◆ **Extrait à lire**:
* * *

ESSAIS SUR LA RELIGION, par STUART MILL, traduit par M. E. Cazelles.
1875, in-8 (Germer Baillière.)

I

L'ESSAI SUR LA NATURE

Nous devons la publication de ces Essais à Mile Helen Taylor, fille adoptive de Stuart Mill, et à laquelle il a rendu, dans son Autobiographie, ce grand et touchant hommage qui est présent à la mémoire de tous ses lecteurs. M. E. Cazelles les a traduits en français avec le soin et le dévouement qu'il apporte à tout ce qui intéresse la réputation et les idées du grand penseur que nous avons perdu. Il a même su donner, grâce à l'exactitude et à la fermeté d'une traduction scrupuleusement fidèle, une véritable valeur littéraire, en notre langue, à celui des ouvrages réunis sous un titre commun dans lequel la force d'un sentiment personnel et l'originalité des impressions se sentent peut-être le mieux sous les formes méthodiques d'une pensée sévèrement conduite.

* * *

◆ **Objectif de l'exercice**:
Pour chaque affirmation, dites si elle concorde avec l'extrait et justifiez par oui ou par non en citant les mots décisifs du texte.
1. C'est M. E. Cazelles qui a mis les essais en français.
2. Stuart Mill est présenté comme le père naturel d'Helen Taylor.
3. La traduction est décrite comme libre et éloignée de l'original.
Les données n'ont aucun rapport avec l'extrait.

* * *

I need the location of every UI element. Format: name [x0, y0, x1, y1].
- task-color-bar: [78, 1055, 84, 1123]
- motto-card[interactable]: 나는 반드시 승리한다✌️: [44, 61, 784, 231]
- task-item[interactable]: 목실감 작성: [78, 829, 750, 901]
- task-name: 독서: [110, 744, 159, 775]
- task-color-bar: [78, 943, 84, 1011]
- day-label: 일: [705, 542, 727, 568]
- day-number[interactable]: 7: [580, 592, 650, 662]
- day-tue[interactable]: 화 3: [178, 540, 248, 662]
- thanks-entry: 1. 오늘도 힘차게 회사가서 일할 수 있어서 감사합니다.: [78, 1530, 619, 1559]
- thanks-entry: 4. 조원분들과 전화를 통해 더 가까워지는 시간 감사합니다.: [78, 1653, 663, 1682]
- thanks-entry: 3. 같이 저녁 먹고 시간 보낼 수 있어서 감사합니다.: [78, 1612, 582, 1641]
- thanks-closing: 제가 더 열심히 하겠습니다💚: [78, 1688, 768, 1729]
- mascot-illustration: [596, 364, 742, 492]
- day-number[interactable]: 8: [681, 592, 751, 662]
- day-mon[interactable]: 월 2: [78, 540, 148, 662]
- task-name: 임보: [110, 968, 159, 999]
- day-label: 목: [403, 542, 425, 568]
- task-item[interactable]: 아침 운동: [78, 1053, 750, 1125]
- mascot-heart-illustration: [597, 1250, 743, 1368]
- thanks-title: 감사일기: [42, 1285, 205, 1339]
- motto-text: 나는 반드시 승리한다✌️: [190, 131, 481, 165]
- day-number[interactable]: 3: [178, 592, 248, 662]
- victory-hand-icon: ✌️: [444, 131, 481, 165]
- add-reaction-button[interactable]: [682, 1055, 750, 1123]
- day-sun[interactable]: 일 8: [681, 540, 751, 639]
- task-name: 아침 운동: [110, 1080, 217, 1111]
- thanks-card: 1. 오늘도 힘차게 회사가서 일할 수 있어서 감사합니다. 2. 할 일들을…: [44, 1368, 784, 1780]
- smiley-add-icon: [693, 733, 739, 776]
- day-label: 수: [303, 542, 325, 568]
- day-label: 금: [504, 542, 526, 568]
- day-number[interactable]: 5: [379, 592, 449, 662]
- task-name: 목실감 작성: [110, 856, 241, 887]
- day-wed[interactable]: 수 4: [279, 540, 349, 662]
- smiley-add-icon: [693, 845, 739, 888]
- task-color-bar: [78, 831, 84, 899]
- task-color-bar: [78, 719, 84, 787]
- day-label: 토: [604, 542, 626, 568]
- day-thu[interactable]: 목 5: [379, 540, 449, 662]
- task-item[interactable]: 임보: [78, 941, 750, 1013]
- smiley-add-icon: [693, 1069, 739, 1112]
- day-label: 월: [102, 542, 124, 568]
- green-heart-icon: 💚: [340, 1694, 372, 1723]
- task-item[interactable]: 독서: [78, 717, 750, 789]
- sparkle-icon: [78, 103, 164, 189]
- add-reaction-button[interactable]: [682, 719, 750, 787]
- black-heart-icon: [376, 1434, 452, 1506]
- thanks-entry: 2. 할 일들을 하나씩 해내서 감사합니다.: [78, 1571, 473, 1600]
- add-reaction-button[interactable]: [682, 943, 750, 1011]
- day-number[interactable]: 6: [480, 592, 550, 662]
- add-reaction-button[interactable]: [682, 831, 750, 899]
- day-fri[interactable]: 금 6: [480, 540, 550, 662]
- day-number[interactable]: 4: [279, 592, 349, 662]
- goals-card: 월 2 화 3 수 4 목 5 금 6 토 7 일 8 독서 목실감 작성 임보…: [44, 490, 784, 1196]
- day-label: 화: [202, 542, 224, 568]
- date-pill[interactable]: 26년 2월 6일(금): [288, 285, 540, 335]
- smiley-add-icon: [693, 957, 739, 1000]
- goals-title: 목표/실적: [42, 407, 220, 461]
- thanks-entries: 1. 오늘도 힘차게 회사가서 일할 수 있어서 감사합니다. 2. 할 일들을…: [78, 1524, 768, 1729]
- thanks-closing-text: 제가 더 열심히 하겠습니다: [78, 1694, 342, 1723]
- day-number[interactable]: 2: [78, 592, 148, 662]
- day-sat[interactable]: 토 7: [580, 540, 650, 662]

* * *

◆ **Réponse au problème**:
1. Oui : « M. E. Cazelles les a traduits en français ».
2. Non : « fille adoptive de Stuart Mill ».
3. Non : « une traduction scrupuleusement fidèle ».